[Records from a data collection]

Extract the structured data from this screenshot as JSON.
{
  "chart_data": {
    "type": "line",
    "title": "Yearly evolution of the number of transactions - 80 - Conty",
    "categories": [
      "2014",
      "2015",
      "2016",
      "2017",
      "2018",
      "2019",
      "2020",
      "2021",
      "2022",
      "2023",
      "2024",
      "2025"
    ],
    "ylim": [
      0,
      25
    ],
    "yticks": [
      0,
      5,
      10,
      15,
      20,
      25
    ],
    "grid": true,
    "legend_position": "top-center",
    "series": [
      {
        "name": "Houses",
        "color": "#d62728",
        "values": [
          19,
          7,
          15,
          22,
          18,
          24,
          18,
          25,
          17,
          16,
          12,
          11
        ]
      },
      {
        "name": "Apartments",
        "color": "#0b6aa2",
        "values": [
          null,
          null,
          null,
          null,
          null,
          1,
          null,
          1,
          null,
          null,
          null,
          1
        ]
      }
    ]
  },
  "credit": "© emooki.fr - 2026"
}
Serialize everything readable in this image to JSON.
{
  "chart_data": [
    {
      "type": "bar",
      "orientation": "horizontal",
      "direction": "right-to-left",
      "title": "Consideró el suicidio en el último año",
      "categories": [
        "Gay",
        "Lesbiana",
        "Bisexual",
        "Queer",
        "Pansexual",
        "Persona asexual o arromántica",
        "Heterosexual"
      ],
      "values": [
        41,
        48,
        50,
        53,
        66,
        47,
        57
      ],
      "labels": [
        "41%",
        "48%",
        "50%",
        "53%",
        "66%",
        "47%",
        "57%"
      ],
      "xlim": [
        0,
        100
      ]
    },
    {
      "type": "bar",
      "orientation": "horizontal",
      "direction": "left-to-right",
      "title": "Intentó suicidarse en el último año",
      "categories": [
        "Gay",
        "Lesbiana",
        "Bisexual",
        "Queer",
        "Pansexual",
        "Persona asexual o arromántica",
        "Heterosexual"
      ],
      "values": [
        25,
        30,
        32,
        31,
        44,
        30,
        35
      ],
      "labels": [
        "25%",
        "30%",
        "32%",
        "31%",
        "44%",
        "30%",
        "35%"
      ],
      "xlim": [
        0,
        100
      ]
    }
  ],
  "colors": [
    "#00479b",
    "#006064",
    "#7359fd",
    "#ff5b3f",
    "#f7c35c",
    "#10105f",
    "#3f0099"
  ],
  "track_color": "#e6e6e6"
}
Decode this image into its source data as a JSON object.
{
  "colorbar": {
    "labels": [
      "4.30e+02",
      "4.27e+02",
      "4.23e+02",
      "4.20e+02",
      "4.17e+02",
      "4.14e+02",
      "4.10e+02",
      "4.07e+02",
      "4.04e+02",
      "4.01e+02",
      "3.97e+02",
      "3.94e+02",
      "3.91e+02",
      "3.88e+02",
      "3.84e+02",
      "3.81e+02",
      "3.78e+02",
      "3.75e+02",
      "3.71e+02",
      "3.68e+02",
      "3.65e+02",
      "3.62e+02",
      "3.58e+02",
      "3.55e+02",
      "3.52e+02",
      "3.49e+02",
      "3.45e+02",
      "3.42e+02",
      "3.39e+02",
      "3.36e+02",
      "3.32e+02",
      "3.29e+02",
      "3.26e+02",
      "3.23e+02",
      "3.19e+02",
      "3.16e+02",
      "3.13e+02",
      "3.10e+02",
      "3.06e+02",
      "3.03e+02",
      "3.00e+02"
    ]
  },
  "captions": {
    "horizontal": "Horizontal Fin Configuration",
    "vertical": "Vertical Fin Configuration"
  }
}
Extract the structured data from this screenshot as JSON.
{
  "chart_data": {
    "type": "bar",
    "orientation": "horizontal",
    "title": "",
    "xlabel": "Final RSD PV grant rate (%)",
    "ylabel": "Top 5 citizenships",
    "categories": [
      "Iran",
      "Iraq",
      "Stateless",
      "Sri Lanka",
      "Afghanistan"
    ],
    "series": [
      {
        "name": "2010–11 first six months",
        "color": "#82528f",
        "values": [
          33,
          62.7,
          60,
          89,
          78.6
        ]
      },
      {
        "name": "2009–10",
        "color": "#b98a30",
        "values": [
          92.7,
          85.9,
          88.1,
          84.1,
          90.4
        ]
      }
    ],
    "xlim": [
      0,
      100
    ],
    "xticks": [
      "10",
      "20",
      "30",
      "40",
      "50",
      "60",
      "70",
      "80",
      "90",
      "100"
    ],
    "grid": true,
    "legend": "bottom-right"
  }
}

Task goal: Quote all of the entries verbatim.

Answer:
Extract the structured data from this screenshot as JSON.
{
  "chart_data": {
    "type": "line",
    "title": "Yearly evolution of the number of transactions - 80 - Conty",
    "categories": [
      "2014",
      "2015",
      "2016",
      "2017",
      "2018",
      "2019",
      "2020",
      "2021",
      "2022",
      "2023",
      "2024",
      "2025"
    ],
    "ylim": [
      0,
      25
    ],
    "yticks": [
      0,
      5,
      10,
      15,
      20,
      25
    ],
    "grid": true,
    "legend_position": "top-center",
    "series": [
      {
        "name": "Houses",
        "color": "#d62728",
        "values": [
          19,
          7,
          15,
          22,
          18,
          24,
          18,
          25,
          17,
          16,
          12,
          11
        ]
      },
      {
        "name": "Apartments",
        "color": "#0b6aa2",
        "values": [
          null,
          null,
          null,
          null,
          null,
          1,
          null,
          1,
          null,
          null,
          null,
          1
        ]
      }
    ]
  },
  "credit": "© emooki.fr - 2026"
}
Serialize everything readable in this image to JSON.
{
  "chart_data": [
    {
      "type": "bar",
      "orientation": "horizontal",
      "direction": "right-to-left",
      "title": "Consideró el suicidio en el último año",
      "categories": [
        "Gay",
        "Lesbiana",
        "Bisexual",
        "Queer",
        "Pansexual",
        "Persona asexual o arromántica",
        "Heterosexual"
      ],
      "values": [
        41,
        48,
        50,
        53,
        66,
        47,
        57
      ],
      "labels": [
        "41%",
        "48%",
        "50%",
        "53%",
        "66%",
        "47%",
        "57%"
      ],
      "xlim": [
        0,
        100
      ]
    },
    {
      "type": "bar",
      "orientation": "horizontal",
      "direction": "left-to-right",
      "title": "Intentó suicidarse en el último año",
      "categories": [
        "Gay",
        "Lesbiana",
        "Bisexual",
        "Queer",
        "Pansexual",
        "Persona asexual o arromántica",
        "Heterosexual"
      ],
      "values": [
        25,
        30,
        32,
        31,
        44,
        30,
        35
      ],
      "labels": [
        "25%",
        "30%",
        "32%",
        "31%",
        "44%",
        "30%",
        "35%"
      ],
      "xlim": [
        0,
        100
      ]
    }
  ],
  "colors": [
    "#00479b",
    "#006064",
    "#7359fd",
    "#ff5b3f",
    "#f7c35c",
    "#10105f",
    "#3f0099"
  ],
  "track_color": "#e6e6e6"
}
Decode this image into its source data as a JSON object.
{
  "colorbar": {
    "labels": [
      "4.30e+02",
      "4.27e+02",
      "4.23e+02",
      "4.20e+02",
      "4.17e+02",
      "4.14e+02",
      "4.10e+02",
      "4.07e+02",
      "4.04e+02",
      "4.01e+02",
      "3.97e+02",
      "3.94e+02",
      "3.91e+02",
      "3.88e+02",
      "3.84e+02",
      "3.81e+02",
      "3.78e+02",
      "3.75e+02",
      "3.71e+02",
      "3.68e+02",
      "3.65e+02",
      "3.62e+02",
      "3.58e+02",
      "3.55e+02",
      "3.52e+02",
      "3.49e+02",
      "3.45e+02",
      "3.42e+02",
      "3.39e+02",
      "3.36e+02",
      "3.32e+02",
      "3.29e+02",
      "3.26e+02",
      "3.23e+02",
      "3.19e+02",
      "3.16e+02",
      "3.13e+02",
      "3.10e+02",
      "3.06e+02",
      "3.03e+02",
      "3.00e+02"
    ]
  },
  "captions": {
    "horizontal": "Horizontal Fin Configuration",
    "vertical": "Vertical Fin Configuration"
  }
}
Extract the structured data from this screenshot as JSON.
{
  "chart_data": {
    "type": "bar",
    "orientation": "horizontal",
    "title": "",
    "xlabel": "Final RSD PV grant rate (%)",
    "ylabel": "Top 5 citizenships",
    "categories": [
      "Iran",
      "Iraq",
      "Stateless",
      "Sri Lanka",
      "Afghanistan"
    ],
    "series": [
      {
        "name": "2010–11 first six months",
        "color": "#82528f",
        "values": [
          33,
          62.7,
          60,
          89,
          78.6
        ]
      },
      {
        "name": "2009–10",
        "color": "#b98a30",
        "values": [
          92.7,
          85.9,
          88.1,
          84.1,
          90.4
        ]
      }
    ],
    "xlim": [
      0,
      100
    ],
    "xticks": [
      "10",
      "20",
      "30",
      "40",
      "50",
      "60",
      "70",
      "80",
      "90",
      "100"
    ],
    "grid": true,
    "legend": "bottom-right"
  }
}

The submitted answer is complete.